*** Source material Section Begins ***
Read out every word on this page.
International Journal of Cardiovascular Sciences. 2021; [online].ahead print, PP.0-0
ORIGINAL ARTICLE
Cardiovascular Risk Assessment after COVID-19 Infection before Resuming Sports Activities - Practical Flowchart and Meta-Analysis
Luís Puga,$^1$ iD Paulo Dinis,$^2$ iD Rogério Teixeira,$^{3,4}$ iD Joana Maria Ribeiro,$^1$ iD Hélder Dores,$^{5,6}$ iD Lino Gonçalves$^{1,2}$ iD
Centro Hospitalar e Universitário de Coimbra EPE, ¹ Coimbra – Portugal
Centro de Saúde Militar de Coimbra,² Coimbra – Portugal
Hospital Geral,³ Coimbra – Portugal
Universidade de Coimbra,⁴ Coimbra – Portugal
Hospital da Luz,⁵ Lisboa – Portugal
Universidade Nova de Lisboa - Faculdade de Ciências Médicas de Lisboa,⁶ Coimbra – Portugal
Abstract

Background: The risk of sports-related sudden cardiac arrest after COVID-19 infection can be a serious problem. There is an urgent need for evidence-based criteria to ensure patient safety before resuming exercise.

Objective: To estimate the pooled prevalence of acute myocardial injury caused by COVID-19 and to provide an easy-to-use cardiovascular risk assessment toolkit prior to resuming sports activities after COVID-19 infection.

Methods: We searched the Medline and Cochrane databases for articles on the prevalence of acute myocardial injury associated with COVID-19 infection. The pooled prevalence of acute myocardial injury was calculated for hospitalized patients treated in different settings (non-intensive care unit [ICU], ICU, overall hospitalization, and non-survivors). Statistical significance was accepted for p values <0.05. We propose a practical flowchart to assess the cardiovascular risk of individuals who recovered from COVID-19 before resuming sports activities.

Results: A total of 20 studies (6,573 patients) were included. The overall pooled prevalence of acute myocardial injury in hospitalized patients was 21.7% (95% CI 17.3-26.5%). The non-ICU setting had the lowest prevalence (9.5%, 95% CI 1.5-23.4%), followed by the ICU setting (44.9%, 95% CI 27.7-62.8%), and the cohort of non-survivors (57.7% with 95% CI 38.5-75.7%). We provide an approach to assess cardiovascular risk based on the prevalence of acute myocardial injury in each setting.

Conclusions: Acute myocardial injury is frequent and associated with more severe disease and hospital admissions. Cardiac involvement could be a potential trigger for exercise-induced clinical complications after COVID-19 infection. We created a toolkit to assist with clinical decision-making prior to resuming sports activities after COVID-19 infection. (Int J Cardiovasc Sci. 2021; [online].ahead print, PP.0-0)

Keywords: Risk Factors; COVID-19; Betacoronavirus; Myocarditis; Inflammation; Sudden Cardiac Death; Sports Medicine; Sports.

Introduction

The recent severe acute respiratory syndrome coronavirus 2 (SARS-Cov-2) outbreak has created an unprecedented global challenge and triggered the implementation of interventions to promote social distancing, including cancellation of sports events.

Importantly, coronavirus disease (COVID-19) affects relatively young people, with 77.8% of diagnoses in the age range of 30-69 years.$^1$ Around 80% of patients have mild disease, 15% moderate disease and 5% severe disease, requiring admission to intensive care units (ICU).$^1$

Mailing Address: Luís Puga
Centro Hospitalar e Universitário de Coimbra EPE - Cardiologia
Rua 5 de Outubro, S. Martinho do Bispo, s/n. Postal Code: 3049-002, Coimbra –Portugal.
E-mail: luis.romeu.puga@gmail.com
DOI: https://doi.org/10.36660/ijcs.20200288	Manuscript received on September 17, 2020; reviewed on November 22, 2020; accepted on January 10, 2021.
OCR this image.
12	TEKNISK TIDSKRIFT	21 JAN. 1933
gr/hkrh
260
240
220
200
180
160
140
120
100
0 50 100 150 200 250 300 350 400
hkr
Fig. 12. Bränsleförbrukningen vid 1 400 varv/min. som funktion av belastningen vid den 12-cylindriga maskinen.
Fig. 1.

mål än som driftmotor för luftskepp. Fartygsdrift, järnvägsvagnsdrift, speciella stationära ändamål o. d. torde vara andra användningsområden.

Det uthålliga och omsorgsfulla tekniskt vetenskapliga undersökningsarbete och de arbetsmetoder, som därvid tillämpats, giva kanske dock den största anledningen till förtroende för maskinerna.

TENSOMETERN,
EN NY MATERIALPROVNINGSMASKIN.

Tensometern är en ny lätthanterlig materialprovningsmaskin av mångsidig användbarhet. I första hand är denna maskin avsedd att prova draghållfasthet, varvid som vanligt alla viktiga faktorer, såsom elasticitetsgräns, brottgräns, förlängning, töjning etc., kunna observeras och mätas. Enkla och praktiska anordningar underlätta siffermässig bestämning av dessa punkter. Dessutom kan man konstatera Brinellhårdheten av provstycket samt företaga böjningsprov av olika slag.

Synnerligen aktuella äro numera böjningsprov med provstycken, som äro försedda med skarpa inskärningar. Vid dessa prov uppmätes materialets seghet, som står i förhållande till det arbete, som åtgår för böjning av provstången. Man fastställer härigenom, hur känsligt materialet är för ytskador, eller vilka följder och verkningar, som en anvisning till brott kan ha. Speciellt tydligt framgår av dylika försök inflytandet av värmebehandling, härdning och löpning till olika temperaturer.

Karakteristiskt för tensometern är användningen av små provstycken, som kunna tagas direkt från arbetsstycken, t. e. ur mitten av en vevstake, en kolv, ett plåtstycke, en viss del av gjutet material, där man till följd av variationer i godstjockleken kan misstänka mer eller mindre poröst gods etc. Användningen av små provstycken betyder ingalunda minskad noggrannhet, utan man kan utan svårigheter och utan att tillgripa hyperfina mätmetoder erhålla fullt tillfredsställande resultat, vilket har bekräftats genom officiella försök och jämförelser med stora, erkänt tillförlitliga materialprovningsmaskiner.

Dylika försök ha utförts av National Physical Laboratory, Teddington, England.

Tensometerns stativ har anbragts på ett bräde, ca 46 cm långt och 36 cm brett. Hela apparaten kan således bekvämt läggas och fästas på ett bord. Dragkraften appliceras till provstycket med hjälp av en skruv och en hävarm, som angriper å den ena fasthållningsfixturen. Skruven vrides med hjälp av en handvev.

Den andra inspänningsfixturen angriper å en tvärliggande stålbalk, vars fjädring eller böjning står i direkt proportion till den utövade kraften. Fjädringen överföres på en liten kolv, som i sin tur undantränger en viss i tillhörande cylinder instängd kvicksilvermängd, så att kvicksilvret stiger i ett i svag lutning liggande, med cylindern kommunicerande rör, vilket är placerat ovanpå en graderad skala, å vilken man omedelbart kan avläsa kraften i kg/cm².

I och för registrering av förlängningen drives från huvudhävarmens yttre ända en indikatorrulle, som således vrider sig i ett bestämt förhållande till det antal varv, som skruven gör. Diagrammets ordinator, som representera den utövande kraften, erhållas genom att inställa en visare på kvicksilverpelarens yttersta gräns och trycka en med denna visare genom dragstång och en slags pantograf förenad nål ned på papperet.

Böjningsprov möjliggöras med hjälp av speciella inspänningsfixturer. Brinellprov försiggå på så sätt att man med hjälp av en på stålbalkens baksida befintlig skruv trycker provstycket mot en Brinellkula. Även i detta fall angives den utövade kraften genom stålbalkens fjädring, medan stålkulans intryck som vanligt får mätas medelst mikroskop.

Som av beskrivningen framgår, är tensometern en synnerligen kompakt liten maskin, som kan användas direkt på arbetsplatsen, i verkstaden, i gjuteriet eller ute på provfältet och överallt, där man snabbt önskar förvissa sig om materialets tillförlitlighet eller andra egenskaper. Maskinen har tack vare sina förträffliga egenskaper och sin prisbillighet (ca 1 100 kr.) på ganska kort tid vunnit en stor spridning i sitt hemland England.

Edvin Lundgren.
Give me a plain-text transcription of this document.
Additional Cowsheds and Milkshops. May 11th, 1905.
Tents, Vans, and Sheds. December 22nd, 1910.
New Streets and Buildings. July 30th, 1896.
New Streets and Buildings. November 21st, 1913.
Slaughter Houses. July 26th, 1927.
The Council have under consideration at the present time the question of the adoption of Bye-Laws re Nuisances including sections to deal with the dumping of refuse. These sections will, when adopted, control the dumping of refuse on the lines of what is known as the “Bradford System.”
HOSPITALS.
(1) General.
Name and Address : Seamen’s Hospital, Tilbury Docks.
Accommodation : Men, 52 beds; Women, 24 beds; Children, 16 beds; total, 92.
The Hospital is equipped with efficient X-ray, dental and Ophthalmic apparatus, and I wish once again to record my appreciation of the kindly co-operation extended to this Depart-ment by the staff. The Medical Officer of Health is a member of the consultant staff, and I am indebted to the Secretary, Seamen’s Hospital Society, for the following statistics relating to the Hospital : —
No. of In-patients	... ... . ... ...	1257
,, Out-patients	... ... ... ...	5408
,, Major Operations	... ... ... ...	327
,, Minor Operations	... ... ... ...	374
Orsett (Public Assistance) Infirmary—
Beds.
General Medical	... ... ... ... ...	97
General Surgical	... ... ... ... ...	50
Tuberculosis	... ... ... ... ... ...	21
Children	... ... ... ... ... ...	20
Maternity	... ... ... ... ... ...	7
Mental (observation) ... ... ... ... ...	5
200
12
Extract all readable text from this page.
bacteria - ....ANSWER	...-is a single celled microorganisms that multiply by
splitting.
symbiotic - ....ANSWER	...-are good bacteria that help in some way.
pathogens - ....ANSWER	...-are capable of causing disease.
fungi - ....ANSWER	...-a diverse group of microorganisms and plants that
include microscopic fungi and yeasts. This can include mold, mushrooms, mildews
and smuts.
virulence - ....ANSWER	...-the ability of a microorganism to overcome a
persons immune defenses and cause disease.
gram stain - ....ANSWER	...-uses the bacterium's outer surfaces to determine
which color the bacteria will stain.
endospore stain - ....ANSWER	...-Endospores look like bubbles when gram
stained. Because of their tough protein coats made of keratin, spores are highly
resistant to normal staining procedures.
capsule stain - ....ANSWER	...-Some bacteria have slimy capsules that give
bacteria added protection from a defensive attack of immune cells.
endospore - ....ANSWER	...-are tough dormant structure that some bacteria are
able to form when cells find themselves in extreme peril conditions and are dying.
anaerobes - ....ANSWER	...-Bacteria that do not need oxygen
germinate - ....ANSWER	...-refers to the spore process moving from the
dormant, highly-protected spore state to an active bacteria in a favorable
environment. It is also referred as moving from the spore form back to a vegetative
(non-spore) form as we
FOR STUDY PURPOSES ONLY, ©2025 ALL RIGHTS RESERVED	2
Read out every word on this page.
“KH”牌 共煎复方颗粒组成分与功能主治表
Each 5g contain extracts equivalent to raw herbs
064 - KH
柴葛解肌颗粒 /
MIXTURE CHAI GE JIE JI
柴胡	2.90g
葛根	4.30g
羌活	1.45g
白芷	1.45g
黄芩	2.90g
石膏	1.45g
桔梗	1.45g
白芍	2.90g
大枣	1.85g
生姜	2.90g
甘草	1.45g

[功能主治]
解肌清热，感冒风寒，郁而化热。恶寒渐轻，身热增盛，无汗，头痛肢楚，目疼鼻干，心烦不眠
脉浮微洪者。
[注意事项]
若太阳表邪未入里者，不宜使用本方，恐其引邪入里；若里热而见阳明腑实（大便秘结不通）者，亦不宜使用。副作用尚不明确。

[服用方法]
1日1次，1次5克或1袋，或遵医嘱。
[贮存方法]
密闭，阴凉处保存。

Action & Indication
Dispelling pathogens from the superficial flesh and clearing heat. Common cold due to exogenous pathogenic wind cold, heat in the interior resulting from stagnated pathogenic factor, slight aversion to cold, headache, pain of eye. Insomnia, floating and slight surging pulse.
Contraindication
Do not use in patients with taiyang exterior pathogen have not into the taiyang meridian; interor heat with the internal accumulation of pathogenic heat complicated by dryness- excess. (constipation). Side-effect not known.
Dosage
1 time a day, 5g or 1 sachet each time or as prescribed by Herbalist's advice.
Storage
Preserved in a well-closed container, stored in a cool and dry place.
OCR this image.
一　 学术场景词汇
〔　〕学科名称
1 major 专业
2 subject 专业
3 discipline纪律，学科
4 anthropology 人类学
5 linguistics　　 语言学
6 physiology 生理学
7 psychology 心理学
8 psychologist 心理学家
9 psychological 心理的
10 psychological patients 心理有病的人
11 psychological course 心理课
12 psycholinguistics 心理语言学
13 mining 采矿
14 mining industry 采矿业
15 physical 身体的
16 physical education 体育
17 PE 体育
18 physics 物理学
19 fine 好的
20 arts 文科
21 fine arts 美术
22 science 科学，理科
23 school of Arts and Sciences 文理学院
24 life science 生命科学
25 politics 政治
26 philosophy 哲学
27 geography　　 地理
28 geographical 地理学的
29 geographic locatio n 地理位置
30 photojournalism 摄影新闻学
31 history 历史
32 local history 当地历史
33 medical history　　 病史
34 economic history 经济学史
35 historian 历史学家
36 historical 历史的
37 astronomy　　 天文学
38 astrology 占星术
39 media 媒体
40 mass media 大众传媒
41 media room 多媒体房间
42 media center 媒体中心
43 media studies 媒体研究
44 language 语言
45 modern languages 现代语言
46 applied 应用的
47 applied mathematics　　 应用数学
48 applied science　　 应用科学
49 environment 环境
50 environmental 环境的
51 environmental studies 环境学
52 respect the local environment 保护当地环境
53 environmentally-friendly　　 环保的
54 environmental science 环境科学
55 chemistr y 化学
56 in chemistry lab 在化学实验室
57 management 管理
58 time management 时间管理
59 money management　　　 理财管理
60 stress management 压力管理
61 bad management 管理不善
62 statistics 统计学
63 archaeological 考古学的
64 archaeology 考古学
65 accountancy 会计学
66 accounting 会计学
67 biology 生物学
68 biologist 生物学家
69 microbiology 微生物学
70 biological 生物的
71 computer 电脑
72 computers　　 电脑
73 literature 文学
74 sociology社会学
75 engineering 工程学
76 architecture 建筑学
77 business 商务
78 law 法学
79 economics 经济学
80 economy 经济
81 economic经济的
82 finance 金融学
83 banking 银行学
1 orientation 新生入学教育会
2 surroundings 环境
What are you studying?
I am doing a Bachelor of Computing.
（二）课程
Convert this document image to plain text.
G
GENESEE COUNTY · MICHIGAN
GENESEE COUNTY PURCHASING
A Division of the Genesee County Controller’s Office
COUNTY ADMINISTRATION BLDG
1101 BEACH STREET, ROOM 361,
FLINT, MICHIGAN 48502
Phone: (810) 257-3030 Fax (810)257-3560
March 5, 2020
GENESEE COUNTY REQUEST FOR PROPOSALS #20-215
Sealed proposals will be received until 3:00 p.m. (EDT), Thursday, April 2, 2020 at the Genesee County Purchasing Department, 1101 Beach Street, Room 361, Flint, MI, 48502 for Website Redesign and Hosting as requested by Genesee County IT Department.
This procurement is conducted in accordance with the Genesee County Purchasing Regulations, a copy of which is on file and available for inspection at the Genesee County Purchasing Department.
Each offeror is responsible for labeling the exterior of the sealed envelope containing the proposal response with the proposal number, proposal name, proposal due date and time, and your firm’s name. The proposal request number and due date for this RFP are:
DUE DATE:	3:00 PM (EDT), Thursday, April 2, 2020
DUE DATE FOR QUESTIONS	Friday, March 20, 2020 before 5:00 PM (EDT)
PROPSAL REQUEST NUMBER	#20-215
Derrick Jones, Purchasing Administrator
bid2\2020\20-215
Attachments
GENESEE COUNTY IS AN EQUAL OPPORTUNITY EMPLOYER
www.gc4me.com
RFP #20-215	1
*** Source material Section Ends ***
[What is required]
Would you show each line of the listing above that has the string "need"?

[Solution for this problem]
Background: The risk of sports-related sudden cardiac arrest after COVID-19 infection can be a serious problem. There is an urgent need for evidence-based criteria to ensure patient safety before resuming exercise.
anaerobes - ....ANSWER	...-Bacteria that do not need oxygen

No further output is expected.